** Input rows **
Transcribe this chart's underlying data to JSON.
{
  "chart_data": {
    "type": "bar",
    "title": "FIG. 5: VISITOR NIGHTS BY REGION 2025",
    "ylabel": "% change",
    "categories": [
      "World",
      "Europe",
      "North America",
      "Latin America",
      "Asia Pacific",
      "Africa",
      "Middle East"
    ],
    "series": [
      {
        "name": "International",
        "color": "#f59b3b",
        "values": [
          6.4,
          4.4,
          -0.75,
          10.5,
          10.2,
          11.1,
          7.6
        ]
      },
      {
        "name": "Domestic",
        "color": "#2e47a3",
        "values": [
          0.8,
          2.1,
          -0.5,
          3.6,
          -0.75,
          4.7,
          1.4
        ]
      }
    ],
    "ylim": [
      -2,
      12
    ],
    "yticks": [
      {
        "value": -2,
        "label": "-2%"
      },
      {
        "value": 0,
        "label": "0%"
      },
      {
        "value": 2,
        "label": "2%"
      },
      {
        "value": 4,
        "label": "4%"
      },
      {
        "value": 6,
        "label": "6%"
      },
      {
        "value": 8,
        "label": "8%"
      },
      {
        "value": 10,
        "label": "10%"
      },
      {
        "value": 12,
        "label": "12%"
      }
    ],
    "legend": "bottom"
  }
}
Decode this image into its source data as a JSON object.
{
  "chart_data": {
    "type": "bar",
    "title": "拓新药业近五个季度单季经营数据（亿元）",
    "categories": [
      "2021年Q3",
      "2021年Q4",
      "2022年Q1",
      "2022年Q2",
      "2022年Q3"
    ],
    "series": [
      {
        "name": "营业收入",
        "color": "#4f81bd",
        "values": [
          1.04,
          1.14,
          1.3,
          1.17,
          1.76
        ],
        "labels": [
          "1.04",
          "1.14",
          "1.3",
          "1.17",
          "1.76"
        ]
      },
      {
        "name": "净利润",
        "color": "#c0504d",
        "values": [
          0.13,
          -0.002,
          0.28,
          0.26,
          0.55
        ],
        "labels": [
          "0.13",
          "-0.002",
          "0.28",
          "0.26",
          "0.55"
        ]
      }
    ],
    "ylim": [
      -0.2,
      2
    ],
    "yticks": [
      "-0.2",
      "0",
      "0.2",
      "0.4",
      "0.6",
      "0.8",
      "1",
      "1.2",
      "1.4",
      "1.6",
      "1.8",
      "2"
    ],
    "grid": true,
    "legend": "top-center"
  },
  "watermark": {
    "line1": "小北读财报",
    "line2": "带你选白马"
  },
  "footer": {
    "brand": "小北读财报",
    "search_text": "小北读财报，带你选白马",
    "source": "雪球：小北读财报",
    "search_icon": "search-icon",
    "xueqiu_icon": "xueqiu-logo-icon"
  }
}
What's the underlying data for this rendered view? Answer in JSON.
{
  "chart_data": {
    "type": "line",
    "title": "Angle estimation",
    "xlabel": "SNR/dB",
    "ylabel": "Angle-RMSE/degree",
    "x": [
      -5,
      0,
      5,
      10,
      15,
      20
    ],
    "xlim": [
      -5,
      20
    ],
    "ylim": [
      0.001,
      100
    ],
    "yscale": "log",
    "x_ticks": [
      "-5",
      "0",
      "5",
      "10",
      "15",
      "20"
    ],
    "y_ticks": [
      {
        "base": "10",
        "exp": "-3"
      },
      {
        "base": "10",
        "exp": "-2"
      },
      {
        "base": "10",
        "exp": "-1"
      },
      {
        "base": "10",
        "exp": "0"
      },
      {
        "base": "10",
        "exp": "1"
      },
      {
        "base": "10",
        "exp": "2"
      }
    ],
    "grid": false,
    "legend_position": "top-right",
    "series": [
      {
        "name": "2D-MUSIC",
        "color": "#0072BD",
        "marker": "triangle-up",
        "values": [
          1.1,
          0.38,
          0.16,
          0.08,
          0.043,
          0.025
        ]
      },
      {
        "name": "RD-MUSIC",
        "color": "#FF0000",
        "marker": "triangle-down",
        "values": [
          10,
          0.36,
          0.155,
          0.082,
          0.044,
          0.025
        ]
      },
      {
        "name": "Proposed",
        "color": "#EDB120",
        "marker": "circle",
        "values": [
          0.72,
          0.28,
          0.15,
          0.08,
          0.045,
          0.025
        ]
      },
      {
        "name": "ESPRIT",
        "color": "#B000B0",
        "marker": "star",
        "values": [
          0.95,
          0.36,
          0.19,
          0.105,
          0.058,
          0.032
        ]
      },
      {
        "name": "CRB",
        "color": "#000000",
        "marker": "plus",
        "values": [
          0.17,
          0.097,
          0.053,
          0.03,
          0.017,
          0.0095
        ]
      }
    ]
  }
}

** Task directions **
Generate an exact reproduction of all entries.

** Solution to this task **
Transcribe this chart's underlying data to JSON.
{
  "chart_data": {
    "type": "bar",
    "title": "FIG. 5: VISITOR NIGHTS BY REGION 2025",
    "ylabel": "% change",
    "categories": [
      "World",
      "Europe",
      "North America",
      "Latin America",
      "Asia Pacific",
      "Africa",
      "Middle East"
    ],
    "series": [
      {
        "name": "International",
        "color": "#f59b3b",
        "values": [
          6.4,
          4.4,
          -0.75,
          10.5,
          10.2,
          11.1,
          7.6
        ]
      },
      {
        "name": "Domestic",
        "color": "#2e47a3",
        "values": [
          0.8,
          2.1,
          -0.5,
          3.6,
          -0.75,
          4.7,
          1.4
        ]
      }
    ],
    "ylim": [
      -2,
      12
    ],
    "yticks": [
      {
        "value": -2,
        "label": "-2%"
      },
      {
        "value": 0,
        "label": "0%"
      },
      {
        "value": 2,
        "label": "2%"
      },
      {
        "value": 4,
        "label": "4%"
      },
      {
        "value": 6,
        "label": "6%"
      },
      {
        "value": 8,
        "label": "8%"
      },
      {
        "value": 10,
        "label": "10%"
      },
      {
        "value": 12,
        "label": "12%"
      }
    ],
    "legend": "bottom"
  }
}
Decode this image into its source data as a JSON object.
{
  "chart_data": {
    "type": "bar",
    "title": "拓新药业近五个季度单季经营数据（亿元）",
    "categories": [
      "2021年Q3",
      "2021年Q4",
      "2022年Q1",
      "2022年Q2",
      "2022年Q3"
    ],
    "series": [
      {
        "name": "营业收入",
        "color": "#4f81bd",
        "values": [
          1.04,
          1.14,
          1.3,
          1.17,
          1.76
        ],
        "labels": [
          "1.04",
          "1.14",
          "1.3",
          "1.17",
          "1.76"
        ]
      },
      {
        "name": "净利润",
        "color": "#c0504d",
        "values": [
          0.13,
          -0.002,
          0.28,
          0.26,
          0.55
        ],
        "labels": [
          "0.13",
          "-0.002",
          "0.28",
          "0.26",
          "0.55"
        ]
      }
    ],
    "ylim": [
      -0.2,
      2
    ],
    "yticks": [
      "-0.2",
      "0",
      "0.2",
      "0.4",
      "0.6",
      "0.8",
      "1",
      "1.2",
      "1.4",
      "1.6",
      "1.8",
      "2"
    ],
    "grid": true,
    "legend": "top-center"
  },
  "watermark": {
    "line1": "小北读财报",
    "line2": "带你选白马"
  },
  "footer": {
    "brand": "小北读财报",
    "search_text": "小北读财报，带你选白马",
    "source": "雪球：小北读财报",
    "search_icon": "search-icon",
    "xueqiu_icon": "xueqiu-logo-icon"
  }
}
What's the underlying data for this rendered view? Answer in JSON.
{
  "chart_data": {
    "type": "line",
    "title": "Angle estimation",
    "xlabel": "SNR/dB",
    "ylabel": "Angle-RMSE/degree",
    "x": [
      -5,
      0,
      5,
      10,
      15,
      20
    ],
    "xlim": [
      -5,
      20
    ],
    "ylim": [
      0.001,
      100
    ],
    "yscale": "log",
    "x_ticks": [
      "-5",
      "0",
      "5",
      "10",
      "15",
      "20"
    ],
    "y_ticks": [
      {
        "base": "10",
        "exp": "-3"
      },
      {
        "base": "10",
        "exp": "-2"
      },
      {
        "base": "10",
        "exp": "-1"
      },
      {
        "base": "10",
        "exp": "0"
      },
      {
        "base": "10",
        "exp": "1"
      },
      {
        "base": "10",
        "exp": "2"
      }
    ],
    "grid": false,
    "legend_position": "top-right",
    "series": [
      {
        "name": "2D-MUSIC",
        "color": "#0072BD",
        "marker": "triangle-up",
        "values": [
          1.1,
          0.38,
          0.16,
          0.08,
          0.043,
          0.025
        ]
      },
      {
        "name": "RD-MUSIC",
        "color": "#FF0000",
        "marker": "triangle-down",
        "values": [
          10,
          0.36,
          0.155,
          0.082,
          0.044,
          0.025
        ]
      },
      {
        "name": "Proposed",
        "color": "#EDB120",
        "marker": "circle",
        "values": [
          0.72,
          0.28,
          0.15,
          0.08,
          0.045,
          0.025
        ]
      },
      {
        "name": "ESPRIT",
        "color": "#B000B0",
        "marker": "star",
        "values": [
          0.95,
          0.36,
          0.19,
          0.105,
          0.058,
          0.032
        ]
      },
      {
        "name": "CRB",
        "color": "#000000",
        "marker": "plus",
        "values": [
          0.17,
          0.097,
          0.053,
          0.03,
          0.017,
          0.0095
        ]
      }
    ]
  }
}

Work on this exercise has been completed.